(Rows from a figure dataset)
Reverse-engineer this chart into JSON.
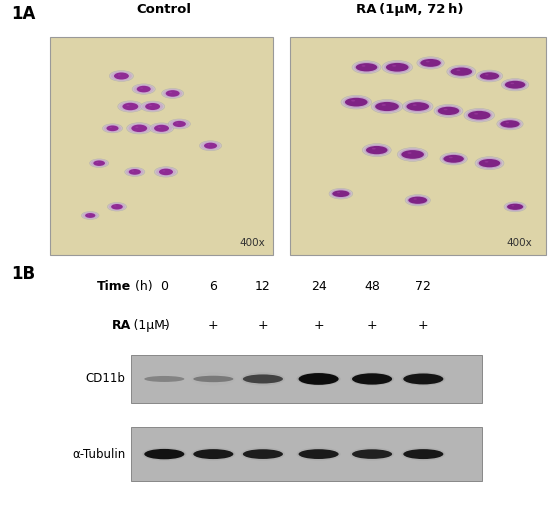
{
  "panel_A_label": "1A",
  "panel_B_label": "1B",
  "control_label": "Control",
  "ra_label": "RA (1μM, 72 h)",
  "magnification": "400x",
  "time_points": [
    "0",
    "6",
    "12",
    "24",
    "48",
    "72"
  ],
  "ra_values": [
    "-",
    "+",
    "+",
    "+",
    "+",
    "+"
  ],
  "cd11b_label": "CD11b",
  "tubulin_label": "α-Tubulin",
  "bg_color": "#ffffff",
  "cell_bg": "#ddd4a8",
  "wb_bg": "#b8b8b8",
  "cd11b_intensities": [
    0.08,
    0.15,
    0.55,
    0.97,
    0.9,
    0.84
  ],
  "tubulin_intensities": [
    0.9,
    0.82,
    0.78,
    0.8,
    0.76,
    0.82
  ],
  "left_cells": [
    [
      0.32,
      0.82,
      0.048,
      0.032,
      0
    ],
    [
      0.42,
      0.76,
      0.046,
      0.03,
      0
    ],
    [
      0.36,
      0.68,
      0.05,
      0.034,
      0
    ],
    [
      0.46,
      0.68,
      0.048,
      0.032,
      0
    ],
    [
      0.55,
      0.74,
      0.044,
      0.03,
      0
    ],
    [
      0.4,
      0.58,
      0.05,
      0.034,
      0
    ],
    [
      0.5,
      0.58,
      0.048,
      0.032,
      0
    ],
    [
      0.58,
      0.6,
      0.044,
      0.028,
      0
    ],
    [
      0.28,
      0.58,
      0.04,
      0.026,
      0
    ],
    [
      0.22,
      0.42,
      0.038,
      0.025,
      0
    ],
    [
      0.72,
      0.5,
      0.044,
      0.028,
      0
    ],
    [
      0.38,
      0.38,
      0.04,
      0.026,
      0
    ],
    [
      0.52,
      0.38,
      0.046,
      0.03,
      0
    ],
    [
      0.3,
      0.22,
      0.038,
      0.025,
      0
    ],
    [
      0.18,
      0.18,
      0.035,
      0.022,
      0
    ]
  ],
  "right_cells": [
    [
      0.3,
      0.86,
      0.055,
      0.04,
      1
    ],
    [
      0.42,
      0.86,
      0.058,
      0.042,
      1
    ],
    [
      0.55,
      0.88,
      0.052,
      0.038,
      1
    ],
    [
      0.67,
      0.84,
      0.055,
      0.04,
      1
    ],
    [
      0.78,
      0.82,
      0.05,
      0.036,
      1
    ],
    [
      0.88,
      0.78,
      0.052,
      0.038,
      1
    ],
    [
      0.26,
      0.7,
      0.058,
      0.042,
      1
    ],
    [
      0.38,
      0.68,
      0.06,
      0.044,
      1
    ],
    [
      0.5,
      0.68,
      0.058,
      0.042,
      1
    ],
    [
      0.62,
      0.66,
      0.055,
      0.04,
      1
    ],
    [
      0.74,
      0.64,
      0.058,
      0.042,
      1
    ],
    [
      0.86,
      0.6,
      0.05,
      0.036,
      1
    ],
    [
      0.34,
      0.48,
      0.055,
      0.04,
      1
    ],
    [
      0.48,
      0.46,
      0.058,
      0.042,
      1
    ],
    [
      0.64,
      0.44,
      0.052,
      0.038,
      1
    ],
    [
      0.78,
      0.42,
      0.055,
      0.04,
      1
    ],
    [
      0.2,
      0.28,
      0.045,
      0.032,
      1
    ],
    [
      0.5,
      0.25,
      0.048,
      0.035,
      1
    ],
    [
      0.88,
      0.22,
      0.042,
      0.03,
      1
    ]
  ]
}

> [Stated exercise]
Give back every line exactly as it stands, pictures excluded.

> [Reply]
Reverse-engineer this chart into JSON.
{
  "panel_A_label": "1A",
  "panel_B_label": "1B",
  "control_label": "Control",
  "ra_label": "RA (1μM, 72 h)",
  "magnification": "400x",
  "time_points": [
    "0",
    "6",
    "12",
    "24",
    "48",
    "72"
  ],
  "ra_values": [
    "-",
    "+",
    "+",
    "+",
    "+",
    "+"
  ],
  "cd11b_label": "CD11b",
  "tubulin_label": "α-Tubulin",
  "bg_color": "#ffffff",
  "cell_bg": "#ddd4a8",
  "wb_bg": "#b8b8b8",
  "cd11b_intensities": [
    0.08,
    0.15,
    0.55,
    0.97,
    0.9,
    0.84
  ],
  "tubulin_intensities": [
    0.9,
    0.82,
    0.78,
    0.8,
    0.76,
    0.82
  ],
  "left_cells": [
    [
      0.32,
      0.82,
      0.048,
      0.032,
      0
    ],
    [
      0.42,
      0.76,
      0.046,
      0.03,
      0
    ],
    [
      0.36,
      0.68,
      0.05,
      0.034,
      0
    ],
    [
      0.46,
      0.68,
      0.048,
      0.032,
      0
    ],
    [
      0.55,
      0.74,
      0.044,
      0.03,
      0
    ],
    [
      0.4,
      0.58,
      0.05,
      0.034,
      0
    ],
    [
      0.5,
      0.58,
      0.048,
      0.032,
      0
    ],
    [
      0.58,
      0.6,
      0.044,
      0.028,
      0
    ],
    [
      0.28,
      0.58,
      0.04,
      0.026,
      0
    ],
    [
      0.22,
      0.42,
      0.038,
      0.025,
      0
    ],
    [
      0.72,
      0.5,
      0.044,
      0.028,
      0
    ],
    [
      0.38,
      0.38,
      0.04,
      0.026,
      0
    ],
    [
      0.52,
      0.38,
      0.046,
      0.03,
      0
    ],
    [
      0.3,
      0.22,
      0.038,
      0.025,
      0
    ],
    [
      0.18,
      0.18,
      0.035,
      0.022,
      0
    ]
  ],
  "right_cells": [
    [
      0.3,
      0.86,
      0.055,
      0.04,
      1
    ],
    [
      0.42,
      0.86,
      0.058,
      0.042,
      1
    ],
    [
      0.55,
      0.88,
      0.052,
      0.038,
      1
    ],
    [
      0.67,
      0.84,
      0.055,
      0.04,
      1
    ],
    [
      0.78,
      0.82,
      0.05,
      0.036,
      1
    ],
    [
      0.88,
      0.78,
      0.052,
      0.038,
      1
    ],
    [
      0.26,
      0.7,
      0.058,
      0.042,
      1
    ],
    [
      0.38,
      0.68,
      0.06,
      0.044,
      1
    ],
    [
      0.5,
      0.68,
      0.058,
      0.042,
      1
    ],
    [
      0.62,
      0.66,
      0.055,
      0.04,
      1
    ],
    [
      0.74,
      0.64,
      0.058,
      0.042,
      1
    ],
    [
      0.86,
      0.6,
      0.05,
      0.036,
      1
    ],
    [
      0.34,
      0.48,
      0.055,
      0.04,
      1
    ],
    [
      0.48,
      0.46,
      0.058,
      0.042,
      1
    ],
    [
      0.64,
      0.44,
      0.052,
      0.038,
      1
    ],
    [
      0.78,
      0.42,
      0.055,
      0.04,
      1
    ],
    [
      0.2,
      0.28,
      0.045,
      0.032,
      1
    ],
    [
      0.5,
      0.25,
      0.048,
      0.035,
      1
    ],
    [
      0.88,
      0.22,
      0.042,
      0.03,
      1
    ]
  ]
}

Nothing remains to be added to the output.